- **Set problem**
Every record must be repeated exactly, with no omission.

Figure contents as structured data

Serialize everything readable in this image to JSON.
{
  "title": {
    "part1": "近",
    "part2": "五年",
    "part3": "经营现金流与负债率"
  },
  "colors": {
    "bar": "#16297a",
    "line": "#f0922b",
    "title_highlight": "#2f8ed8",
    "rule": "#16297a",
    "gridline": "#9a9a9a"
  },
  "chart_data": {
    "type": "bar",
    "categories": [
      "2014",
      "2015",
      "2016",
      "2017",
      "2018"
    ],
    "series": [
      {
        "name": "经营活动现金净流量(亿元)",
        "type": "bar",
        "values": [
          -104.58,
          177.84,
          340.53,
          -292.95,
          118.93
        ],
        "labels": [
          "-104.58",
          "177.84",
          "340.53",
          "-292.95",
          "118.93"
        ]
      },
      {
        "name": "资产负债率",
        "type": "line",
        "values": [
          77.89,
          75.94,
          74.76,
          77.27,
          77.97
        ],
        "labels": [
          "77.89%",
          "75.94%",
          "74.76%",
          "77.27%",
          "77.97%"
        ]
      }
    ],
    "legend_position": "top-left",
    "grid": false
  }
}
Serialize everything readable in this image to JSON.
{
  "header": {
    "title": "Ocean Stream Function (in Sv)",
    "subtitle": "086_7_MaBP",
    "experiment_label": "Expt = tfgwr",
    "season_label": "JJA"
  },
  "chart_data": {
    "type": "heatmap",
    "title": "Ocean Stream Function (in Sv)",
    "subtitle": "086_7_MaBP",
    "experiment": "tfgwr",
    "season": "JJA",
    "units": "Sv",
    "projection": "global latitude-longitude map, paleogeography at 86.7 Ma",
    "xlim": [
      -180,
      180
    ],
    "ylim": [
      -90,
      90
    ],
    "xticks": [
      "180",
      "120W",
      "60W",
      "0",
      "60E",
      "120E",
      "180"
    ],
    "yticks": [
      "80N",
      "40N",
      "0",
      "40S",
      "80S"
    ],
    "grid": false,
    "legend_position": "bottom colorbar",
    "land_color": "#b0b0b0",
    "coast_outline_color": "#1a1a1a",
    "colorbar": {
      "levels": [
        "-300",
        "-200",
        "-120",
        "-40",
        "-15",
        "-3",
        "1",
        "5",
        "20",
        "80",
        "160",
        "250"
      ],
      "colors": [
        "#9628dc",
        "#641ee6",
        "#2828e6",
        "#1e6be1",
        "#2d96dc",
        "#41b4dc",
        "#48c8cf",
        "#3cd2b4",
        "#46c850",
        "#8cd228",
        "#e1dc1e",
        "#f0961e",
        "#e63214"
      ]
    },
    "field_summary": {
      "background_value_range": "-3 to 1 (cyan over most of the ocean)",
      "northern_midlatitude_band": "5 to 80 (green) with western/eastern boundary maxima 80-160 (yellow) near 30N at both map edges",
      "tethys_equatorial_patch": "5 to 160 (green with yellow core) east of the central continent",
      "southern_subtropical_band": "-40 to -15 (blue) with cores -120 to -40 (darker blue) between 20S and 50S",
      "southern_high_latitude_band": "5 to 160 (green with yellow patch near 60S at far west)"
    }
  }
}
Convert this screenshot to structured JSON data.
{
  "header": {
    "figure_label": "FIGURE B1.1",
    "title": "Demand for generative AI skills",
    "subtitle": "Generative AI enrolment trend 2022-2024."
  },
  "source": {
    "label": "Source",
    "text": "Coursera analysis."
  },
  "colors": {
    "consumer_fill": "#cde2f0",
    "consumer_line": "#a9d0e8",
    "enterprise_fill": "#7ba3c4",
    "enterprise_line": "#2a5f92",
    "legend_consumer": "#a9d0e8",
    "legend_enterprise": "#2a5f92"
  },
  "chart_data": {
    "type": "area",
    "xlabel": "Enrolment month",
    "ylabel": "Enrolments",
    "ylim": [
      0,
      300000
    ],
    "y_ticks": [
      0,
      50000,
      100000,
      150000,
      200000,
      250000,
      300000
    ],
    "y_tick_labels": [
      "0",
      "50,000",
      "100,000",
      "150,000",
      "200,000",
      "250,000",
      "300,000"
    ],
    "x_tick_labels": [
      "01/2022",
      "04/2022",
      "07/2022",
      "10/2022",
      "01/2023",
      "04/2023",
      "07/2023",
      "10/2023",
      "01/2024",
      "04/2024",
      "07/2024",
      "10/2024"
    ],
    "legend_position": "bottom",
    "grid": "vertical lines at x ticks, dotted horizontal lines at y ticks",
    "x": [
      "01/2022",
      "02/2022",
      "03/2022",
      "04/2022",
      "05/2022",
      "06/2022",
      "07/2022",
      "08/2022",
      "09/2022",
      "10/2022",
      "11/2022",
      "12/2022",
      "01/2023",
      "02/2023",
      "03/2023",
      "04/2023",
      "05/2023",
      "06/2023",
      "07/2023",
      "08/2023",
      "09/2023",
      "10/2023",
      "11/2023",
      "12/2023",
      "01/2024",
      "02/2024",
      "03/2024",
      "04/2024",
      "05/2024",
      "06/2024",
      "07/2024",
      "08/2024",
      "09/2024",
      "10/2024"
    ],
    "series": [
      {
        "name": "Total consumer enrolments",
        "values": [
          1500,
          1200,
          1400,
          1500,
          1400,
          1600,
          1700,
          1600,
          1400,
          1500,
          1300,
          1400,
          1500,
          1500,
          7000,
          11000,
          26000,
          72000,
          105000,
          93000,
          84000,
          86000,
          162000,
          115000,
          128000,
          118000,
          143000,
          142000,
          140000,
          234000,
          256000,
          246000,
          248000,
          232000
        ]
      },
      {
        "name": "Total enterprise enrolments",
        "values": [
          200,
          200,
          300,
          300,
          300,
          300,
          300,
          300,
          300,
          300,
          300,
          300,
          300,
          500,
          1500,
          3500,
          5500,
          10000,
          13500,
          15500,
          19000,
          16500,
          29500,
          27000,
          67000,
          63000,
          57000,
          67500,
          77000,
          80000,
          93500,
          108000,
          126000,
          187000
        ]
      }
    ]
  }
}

- **Solution**
Serialize everything readable in this image to JSON.
{
  "title": {
    "part1": "近",
    "part2": "五年",
    "part3": "经营现金流与负债率"
  },
  "colors": {
    "bar": "#16297a",
    "line": "#f0922b",
    "title_highlight": "#2f8ed8",
    "rule": "#16297a",
    "gridline": "#9a9a9a"
  },
  "chart_data": {
    "type": "bar",
    "categories": [
      "2014",
      "2015",
      "2016",
      "2017",
      "2018"
    ],
    "series": [
      {
        "name": "经营活动现金净流量(亿元)",
        "type": "bar",
        "values": [
          -104.58,
          177.84,
          340.53,
          -292.95,
          118.93
        ],
        "labels": [
          "-104.58",
          "177.84",
          "340.53",
          "-292.95",
          "118.93"
        ]
      },
      {
        "name": "资产负债率",
        "type": "line",
        "values": [
          77.89,
          75.94,
          74.76,
          77.27,
          77.97
        ],
        "labels": [
          "77.89%",
          "75.94%",
          "74.76%",
          "77.27%",
          "77.97%"
        ]
      }
    ],
    "legend_position": "top-left",
    "grid": false
  }
}
Serialize everything readable in this image to JSON.
{
  "header": {
    "title": "Ocean Stream Function (in Sv)",
    "subtitle": "086_7_MaBP",
    "experiment_label": "Expt = tfgwr",
    "season_label": "JJA"
  },
  "chart_data": {
    "type": "heatmap",
    "title": "Ocean Stream Function (in Sv)",
    "subtitle": "086_7_MaBP",
    "experiment": "tfgwr",
    "season": "JJA",
    "units": "Sv",
    "projection": "global latitude-longitude map, paleogeography at 86.7 Ma",
    "xlim": [
      -180,
      180
    ],
    "ylim": [
      -90,
      90
    ],
    "xticks": [
      "180",
      "120W",
      "60W",
      "0",
      "60E",
      "120E",
      "180"
    ],
    "yticks": [
      "80N",
      "40N",
      "0",
      "40S",
      "80S"
    ],
    "grid": false,
    "legend_position": "bottom colorbar",
    "land_color": "#b0b0b0",
    "coast_outline_color": "#1a1a1a",
    "colorbar": {
      "levels": [
        "-300",
        "-200",
        "-120",
        "-40",
        "-15",
        "-3",
        "1",
        "5",
        "20",
        "80",
        "160",
        "250"
      ],
      "colors": [
        "#9628dc",
        "#641ee6",
        "#2828e6",
        "#1e6be1",
        "#2d96dc",
        "#41b4dc",
        "#48c8cf",
        "#3cd2b4",
        "#46c850",
        "#8cd228",
        "#e1dc1e",
        "#f0961e",
        "#e63214"
      ]
    },
    "field_summary": {
      "background_value_range": "-3 to 1 (cyan over most of the ocean)",
      "northern_midlatitude_band": "5 to 80 (green) with western/eastern boundary maxima 80-160 (yellow) near 30N at both map edges",
      "tethys_equatorial_patch": "5 to 160 (green with yellow core) east of the central continent",
      "southern_subtropical_band": "-40 to -15 (blue) with cores -120 to -40 (darker blue) between 20S and 50S",
      "southern_high_latitude_band": "5 to 160 (green with yellow patch near 60S at far west)"
    }
  }
}
Convert this screenshot to structured JSON data.
{
  "header": {
    "figure_label": "FIGURE B1.1",
    "title": "Demand for generative AI skills",
    "subtitle": "Generative AI enrolment trend 2022-2024."
  },
  "source": {
    "label": "Source",
    "text": "Coursera analysis."
  },
  "colors": {
    "consumer_fill": "#cde2f0",
    "consumer_line": "#a9d0e8",
    "enterprise_fill": "#7ba3c4",
    "enterprise_line": "#2a5f92",
    "legend_consumer": "#a9d0e8",
    "legend_enterprise": "#2a5f92"
  },
  "chart_data": {
    "type": "area",
    "xlabel": "Enrolment month",
    "ylabel": "Enrolments",
    "ylim": [
      0,
      300000
    ],
    "y_ticks": [
      0,
      50000,
      100000,
      150000,
      200000,
      250000,
      300000
    ],
    "y_tick_labels": [
      "0",
      "50,000",
      "100,000",
      "150,000",
      "200,000",
      "250,000",
      "300,000"
    ],
    "x_tick_labels": [
      "01/2022",
      "04/2022",
      "07/2022",
      "10/2022",
      "01/2023",
      "04/2023",
      "07/2023",
      "10/2023",
      "01/2024",
      "04/2024",
      "07/2024",
      "10/2024"
    ],
    "legend_position": "bottom",
    "grid": "vertical lines at x ticks, dotted horizontal lines at y ticks",
    "x": [
      "01/2022",
      "02/2022",
      "03/2022",
      "04/2022",
      "05/2022",
      "06/2022",
      "07/2022",
      "08/2022",
      "09/2022",
      "10/2022",
      "11/2022",
      "12/2022",
      "01/2023",
      "02/2023",
      "03/2023",
      "04/2023",
      "05/2023",
      "06/2023",
      "07/2023",
      "08/2023",
      "09/2023",
      "10/2023",
      "11/2023",
      "12/2023",
      "01/2024",
      "02/2024",
      "03/2024",
      "04/2024",
      "05/2024",
      "06/2024",
      "07/2024",
      "08/2024",
      "09/2024",
      "10/2024"
    ],
    "series": [
      {
        "name": "Total consumer enrolments",
        "values": [
          1500,
          1200,
          1400,
          1500,
          1400,
          1600,
          1700,
          1600,
          1400,
          1500,
          1300,
          1400,
          1500,
          1500,
          7000,
          11000,
          26000,
          72000,
          105000,
          93000,
          84000,
          86000,
          162000,
          115000,
          128000,
          118000,
          143000,
          142000,
          140000,
          234000,
          256000,
          246000,
          248000,
          232000
        ]
      },
      {
        "name": "Total enterprise enrolments",
        "values": [
          200,
          200,
          300,
          300,
          300,
          300,
          300,
          300,
          300,
          300,
          300,
          300,
          300,
          500,
          1500,
          3500,
          5500,
          10000,
          13500,
          15500,
          19000,
          16500,
          29500,
          27000,
          67000,
          63000,
          57000,
          67500,
          77000,
          80000,
          93500,
          108000,
          126000,
          187000
        ]
      }
    ]
  }
}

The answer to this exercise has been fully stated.